** Your assignment **
In the data below, locate each line with the word "Mast" and list it.

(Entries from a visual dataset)
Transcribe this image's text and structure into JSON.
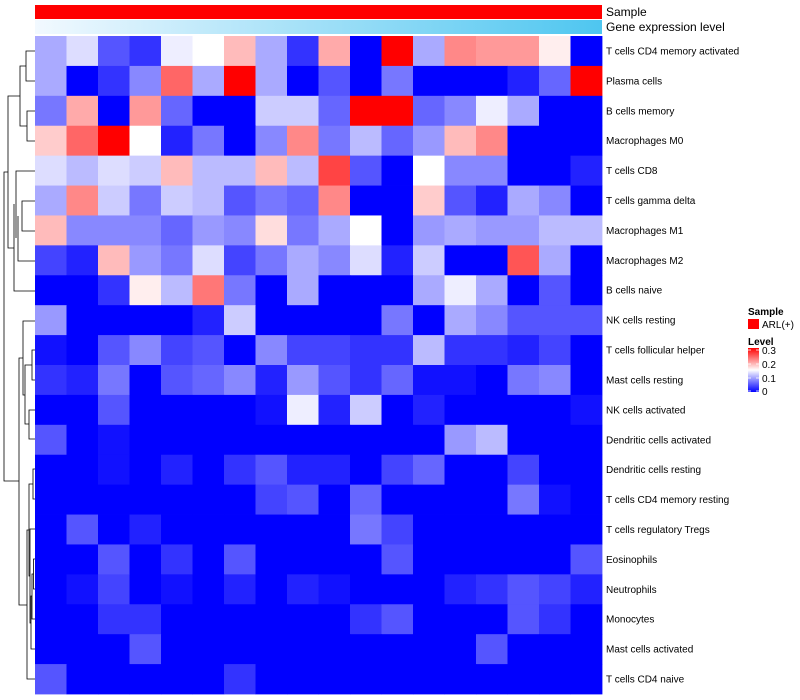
{
  "chart_data": {
    "type": "heatmap",
    "annotation_rows": [
      {
        "label": "Sample",
        "color": "#ff0000"
      },
      {
        "label": "Gene expression level",
        "gradient": [
          "#f2f9ff",
          "#4ec6f0"
        ]
      }
    ],
    "n_columns": 18,
    "rows": [
      "T cells CD4 memory activated",
      "Plasma cells",
      "B cells memory",
      "Macrophages M0",
      "T cells CD8",
      "T cells gamma delta",
      "Macrophages M1",
      "Macrophages M2",
      "B cells naive",
      "NK cells resting",
      "T cells follicular helper",
      "Mast cells resting",
      "NK cells activated",
      "Dendritic cells activated",
      "Dendritic cells resting",
      "T cells CD4 memory resting",
      "T cells regulatory  Tregs",
      "Eosinophils",
      "Neutrophils",
      "Monocytes",
      "Mast cells activated",
      "T cells CD4 naive"
    ],
    "values": [
      [
        0.1,
        0.13,
        0.05,
        0.03,
        0.14,
        0.15,
        0.19,
        0.1,
        0.03,
        0.2,
        0.0,
        0.3,
        0.1,
        0.22,
        0.21,
        0.21,
        0.16,
        0.0
      ],
      [
        0.1,
        0.0,
        0.03,
        0.08,
        0.24,
        0.1,
        0.3,
        0.1,
        0.0,
        0.05,
        0.0,
        0.07,
        0.0,
        0.0,
        0.0,
        0.02,
        0.06,
        0.3
      ],
      [
        0.07,
        0.2,
        0.0,
        0.21,
        0.06,
        0.0,
        0.0,
        0.12,
        0.12,
        0.06,
        0.3,
        0.3,
        0.06,
        0.08,
        0.14,
        0.1,
        0.0,
        0.0
      ],
      [
        0.18,
        0.24,
        0.3,
        0.15,
        0.02,
        0.07,
        0.0,
        0.08,
        0.22,
        0.07,
        0.11,
        0.06,
        0.09,
        0.19,
        0.22,
        0.0,
        0.0,
        0.0
      ],
      [
        0.13,
        0.11,
        0.13,
        0.12,
        0.19,
        0.11,
        0.11,
        0.19,
        0.11,
        0.26,
        0.05,
        0.0,
        0.15,
        0.08,
        0.08,
        0.0,
        0.0,
        0.02
      ],
      [
        0.1,
        0.22,
        0.12,
        0.07,
        0.12,
        0.11,
        0.05,
        0.07,
        0.06,
        0.22,
        0.0,
        0.0,
        0.18,
        0.05,
        0.02,
        0.1,
        0.08,
        0.0
      ],
      [
        0.19,
        0.08,
        0.08,
        0.08,
        0.06,
        0.09,
        0.08,
        0.17,
        0.07,
        0.1,
        0.15,
        0.0,
        0.09,
        0.1,
        0.09,
        0.09,
        0.11,
        0.11
      ],
      [
        0.04,
        0.02,
        0.19,
        0.09,
        0.07,
        0.13,
        0.04,
        0.07,
        0.1,
        0.08,
        0.13,
        0.02,
        0.12,
        0.0,
        0.0,
        0.25,
        0.1,
        0.0
      ],
      [
        0.0,
        0.0,
        0.03,
        0.16,
        0.11,
        0.23,
        0.07,
        0.0,
        0.1,
        0.0,
        0.0,
        0.0,
        0.1,
        0.14,
        0.1,
        0.0,
        0.05,
        0.0
      ],
      [
        0.09,
        0.0,
        0.0,
        0.0,
        0.0,
        0.02,
        0.12,
        0.0,
        0.0,
        0.0,
        0.0,
        0.07,
        0.0,
        0.1,
        0.08,
        0.05,
        0.05,
        0.05
      ],
      [
        0.01,
        0.0,
        0.05,
        0.08,
        0.04,
        0.05,
        0.0,
        0.08,
        0.04,
        0.04,
        0.03,
        0.03,
        0.11,
        0.03,
        0.03,
        0.02,
        0.04,
        0.0
      ],
      [
        0.03,
        0.02,
        0.07,
        0.0,
        0.05,
        0.06,
        0.08,
        0.02,
        0.09,
        0.05,
        0.03,
        0.06,
        0.01,
        0.01,
        0.0,
        0.07,
        0.08,
        0.0
      ],
      [
        0.0,
        0.0,
        0.05,
        0.0,
        0.0,
        0.0,
        0.0,
        0.01,
        0.14,
        0.02,
        0.12,
        0.0,
        0.02,
        0.0,
        0.0,
        0.0,
        0.0,
        0.01
      ],
      [
        0.05,
        0.0,
        0.01,
        0.0,
        0.0,
        0.0,
        0.0,
        0.0,
        0.0,
        0.0,
        0.0,
        0.0,
        0.0,
        0.09,
        0.11,
        0.0,
        0.0,
        0.0
      ],
      [
        0.0,
        0.0,
        0.01,
        0.0,
        0.02,
        0.0,
        0.03,
        0.05,
        0.02,
        0.02,
        0.0,
        0.04,
        0.06,
        0.0,
        0.0,
        0.04,
        0.0,
        0.0
      ],
      [
        0.0,
        0.0,
        0.0,
        0.0,
        0.0,
        0.0,
        0.0,
        0.04,
        0.05,
        0.0,
        0.06,
        0.0,
        0.0,
        0.0,
        0.0,
        0.07,
        0.01,
        0.0
      ],
      [
        0.0,
        0.05,
        0.0,
        0.02,
        0.0,
        0.0,
        0.0,
        0.0,
        0.0,
        0.0,
        0.07,
        0.04,
        0.0,
        0.0,
        0.0,
        0.0,
        0.0,
        0.0
      ],
      [
        0.0,
        0.0,
        0.05,
        0.0,
        0.03,
        0.0,
        0.05,
        0.0,
        0.0,
        0.0,
        0.0,
        0.05,
        0.0,
        0.0,
        0.0,
        0.0,
        0.0,
        0.05
      ],
      [
        0.0,
        0.01,
        0.04,
        0.0,
        0.01,
        0.0,
        0.02,
        0.0,
        0.02,
        0.01,
        0.0,
        0.0,
        0.0,
        0.02,
        0.03,
        0.05,
        0.04,
        0.02
      ],
      [
        0.0,
        0.0,
        0.03,
        0.03,
        0.0,
        0.0,
        0.0,
        0.0,
        0.0,
        0.0,
        0.03,
        0.05,
        0.0,
        0.0,
        0.0,
        0.05,
        0.03,
        0.0
      ],
      [
        0.0,
        0.0,
        0.0,
        0.05,
        0.0,
        0.0,
        0.0,
        0.0,
        0.0,
        0.0,
        0.0,
        0.0,
        0.0,
        0.0,
        0.05,
        0.0,
        0.0,
        0.0
      ],
      [
        0.05,
        0.0,
        0.0,
        0.0,
        0.0,
        0.0,
        0.03,
        0.0,
        0.0,
        0.0,
        0.0,
        0.0,
        0.0,
        0.0,
        0.0,
        0.0,
        0.0,
        0.0
      ]
    ],
    "color_scale": {
      "min": 0,
      "mid": 0.15,
      "max": 0.3,
      "colors": [
        "#0000ff",
        "#ffffff",
        "#ff0000"
      ]
    },
    "legends": {
      "sample": {
        "title": "Sample",
        "entries": [
          {
            "label": "ARL(+)",
            "color": "#ff0000"
          }
        ]
      },
      "level": {
        "title": "Level",
        "ticks": [
          0.3,
          0.2,
          0.1,
          0
        ],
        "tick_labels": [
          "0.3",
          "0.2",
          "0.1",
          "0"
        ]
      }
    },
    "row_dendrogram": true
  }
}
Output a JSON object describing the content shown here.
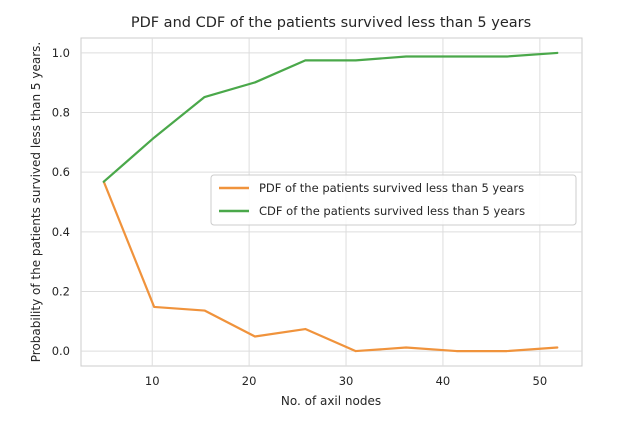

** Written answer **
      "Mast cells resting",
      "Mast cells activated",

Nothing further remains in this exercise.